Use the tunnel-enabled image. Build it yourself like this:

docker build -f hack/docker/Dockerfile.tunnel -t my-app:tunnel .

Running

# Your app code contains TunnelConfig with auth key and server URL
docker run \
  --cap-add NET_ADMIN \
  --device /dev/net/tun \
  my-app:tunnel

Setup Steps

1. Build Tunnel Image

# From SandD repo
docker build -f hack/docker/Dockerfile.tunnel -t inftyai/sandd-server:latest-tunnel .

2. Run Headscale

docker run -d \
  -p 8080:8080 \
  -v headscale-data:/var/lib/headscale \
  headscale/headscale:latest serve

3. Generate Auth Keys

# Create user
docker exec headscale headscale users create sandd

# Generate keys (save this!)
docker exec headscale headscale preauthkeys create --user sandd --expiration 24h
# Output: key-abc123def456...

4. Write Your Controller App

# controller.py
from sandd import Server, TunnelConfig
import time

config = TunnelConfig(
    authkey="key-abc123def456",  # From step 3
    server="http://headscale:8080"
)

server = Server(connect="tunnel", tunnel_config=config)
print("Controller ready, waiting for daemons...")

while True:
    daemons = server.list_daemons()
    print(f"Connected: {len(daemons)}")
    time.sleep(5)

5. Run Your Controller

docker run \
  --cap-add NET_ADMIN \
  --device /dev/net/tun \
  -v $(pwd)/controller.py:/app/controller.py \
  inftyai/sandd-server:latest-tunnel \
  python /app/controller.py

Complete Example

See examples/tunnel-simple/ for a working docker-compose setup.

cd examples/tunnel-simple
docker-compose up

Communication Flow

Controller (Your App)

  1. Container launches
  2. Server(connect="tunnel", tunnel_config=config) called
  3. Controller automatically starts Tailscale and joins mesh
  4. Gets mesh IP (10.200.0.1)
  5. WebSocket server starts on 10.200.0.1:8765

Daemon

  1. Run with --tunnel flag
  2. sandd automatically starts Tailscale and joins mesh
  3. Gets mesh IP (10.200.0.2)
  4. Connects to controller at ws://10.200.0.1:8765/ws
  5. Ready to execute commands

One command:

sandd --server-url ws://10.200.0.1:8765/ws \
      --daemon-id worker-1 \
      --tunnel \
      --tunnel-authkey YOUR_KEY \
      --tunnel-server http://headscale:8080

Security Model

What's Protected

✅ Data in Transit

  • All traffic encrypted with WireGuard
  • ChaCha20-Poly1305 cipher (military-grade)

● Stated exercise A
Based on the tunnel setup guide, do these statements agree with it? (i) The auth keys created in step 3 expire after 24 hours. (ii) The daemon receives the mesh IP 10.200.0.1. (iii) The controller's WebSocket server listens on port 8765. Answer each with yes or no and quote the deciding words.
● Stated exercise B
Can you duplicate, word for word, the part of the tunnel setup guide that opens with the words containing "Communication Flow" and closes with "mesh IP (10.200.0.1)"?

● Record list
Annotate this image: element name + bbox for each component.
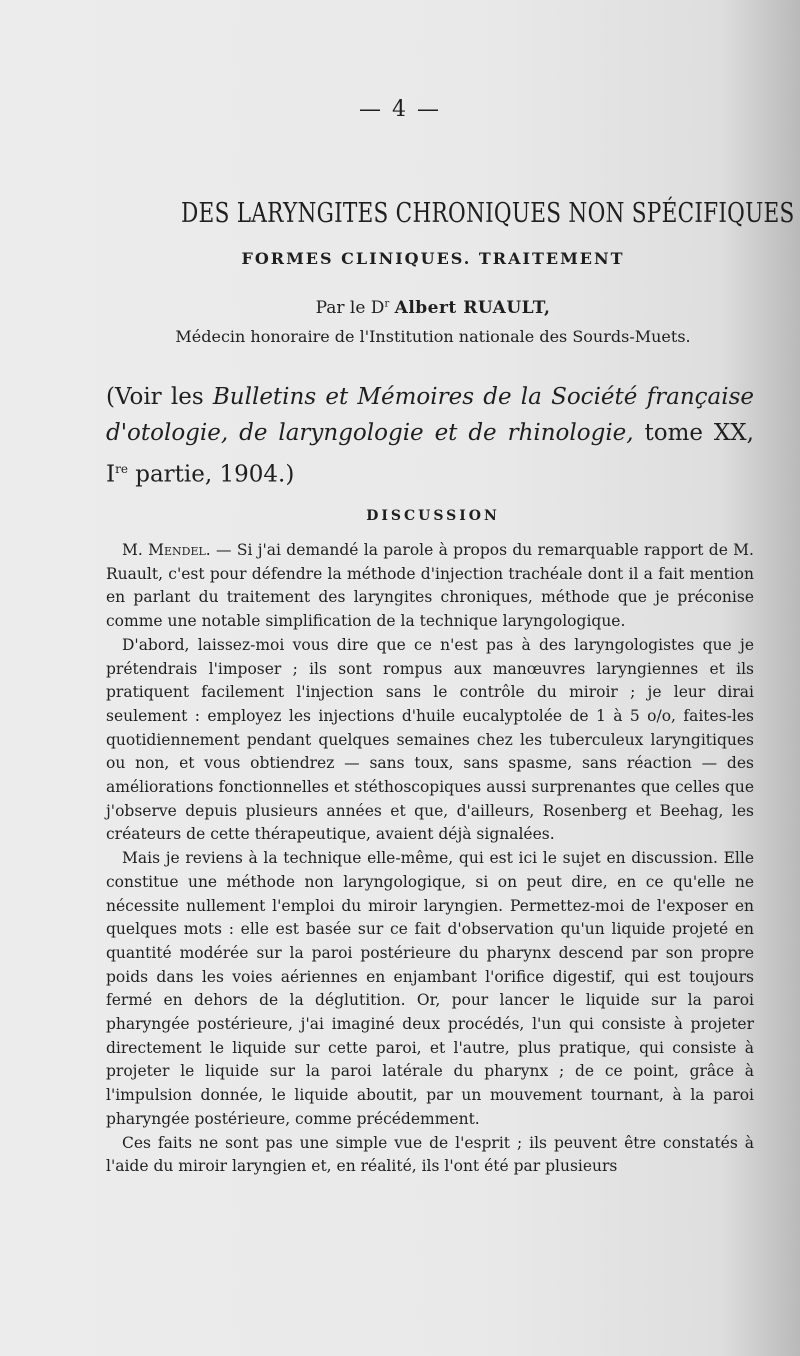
paragraph-4: Ces faits ne sont pas une simple vue de l'esprit ; ils peuvent être constatés à l'aide du miroir laryngien et, en réalité, ils l'ont été par plusieurs (106, 1133, 754, 1176)
page-number: — 4 — (359, 97, 441, 122)
speaker-name: M. Mendel. (122, 541, 211, 559)
paragraph-1 (106, 539, 754, 634)
paragraph-1-text: — Si j'ai demandé la parole à propos du remarquable rapport de M. Ruault, c'est pour défendre la méthode d'injection trachéale dont il a fait mention en parlant du traitement des laryngites chroniques, méthode que je préconise comme une notable simplification de la technique laryngologique. (106, 541, 754, 631)
author-prefix: Par le D (315, 298, 385, 318)
paragraph-3: Mais je reviens à la technique elle-même, qui est ici le sujet en discussion. Elle constitue une méthode non laryngologique, si on peut dire, en ce qu'elle ne nécessite nullement l'emploi du miroir laryngien. Permettez-moi de l'exposer en quelques mots : elle est basée sur ce fait d'observation qu'un liquide projeté en quantité modérée sur la paroi postérieure du pharynx descend par son propre poids dans les voies aériennes en enjambant l'orifice digestif, qui est toujours fermé en dehors de la déglutition. Or, pour lancer le liquide sur la paroi pharyngée postérieure, j'ai imaginé deux procédés, l'un qui consiste à projeter directement le liquide sur cette paroi, et l'autre, plus pratique, qui consiste à projeter le liquide sur la paroi latérale du pharynx ; de ce point, grâce à l'impulsion donnée, le liquide aboutit, par un mouvement tournant, à la paroi pharyngée postérieure, comme précédemment. (106, 849, 754, 1128)
article-title: DES LARYNGITES CHRONIQUES NON SPÉCIFIQUES (181, 198, 795, 229)
author-name: Albert RUAULT, (394, 298, 551, 318)
reference-rest2: partie, 1904.) (127, 461, 295, 488)
reference-rest1: tome XX, I (106, 420, 754, 488)
reference-sup: re (115, 462, 128, 476)
reference-note (106, 379, 754, 493)
body-text (106, 539, 754, 1179)
paragraph-2: D'abord, laissez-moi vous dire que ce n'est pas à des laryngologistes que je prétendrais l'imposer ; ils sont rompus aux manœuvres laryngiennes et ils pratiquent facilement l'injection sans le contrôle du miroir ; je leur dirai seulement : employez les injections d'huile eucalyptolée de 1 à 5 o/o, faites-les quotidiennement pendant quelques semaines chez les tuberculeux laryngitiques ou non, et vous obtiendrez — sans toux, sans spasme, sans réaction — des améliorations fonctionnelles et stéthoscopiques aussi surprenantes que celles que j'observe depuis plusieurs années et que, d'ailleurs, Rosenberg et Beehag, les créateurs de cette thérapeutique, avaient déjà signalées. (106, 635, 754, 844)
author-affiliation: Médecin honoraire de l'Institution nationale des Sourds-Muets. (175, 327, 691, 346)
article-subtitle: FORMES CLINIQUES. TRAITEMENT (241, 249, 625, 268)
author-line (0, 298, 800, 318)
section-heading: DISCUSSION (366, 508, 500, 524)
reference-italic-title: Bulletins et Mémoires de la Société française d'otologie, de laryngologie et de rhinologie, (106, 384, 755, 446)
reference-open: (Voir les (106, 384, 213, 410)
author-prefix-sup: r (384, 298, 390, 310)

● Written response A
(i) Yes: "--expiration 24h"
(ii) No: "Gets mesh IP (10.200.0.2)"
(iii) Yes: "WebSocket server starts on 10.200.0.1:8765"

● Written response B
Communication Flow

Controller (Your App)

  1. Container launches
  2. Server(connect="tunnel", tunnel_config=config) called
  3. Controller automatically starts Tailscale and joins mesh
  4. Gets mesh IP (10.200.0.1)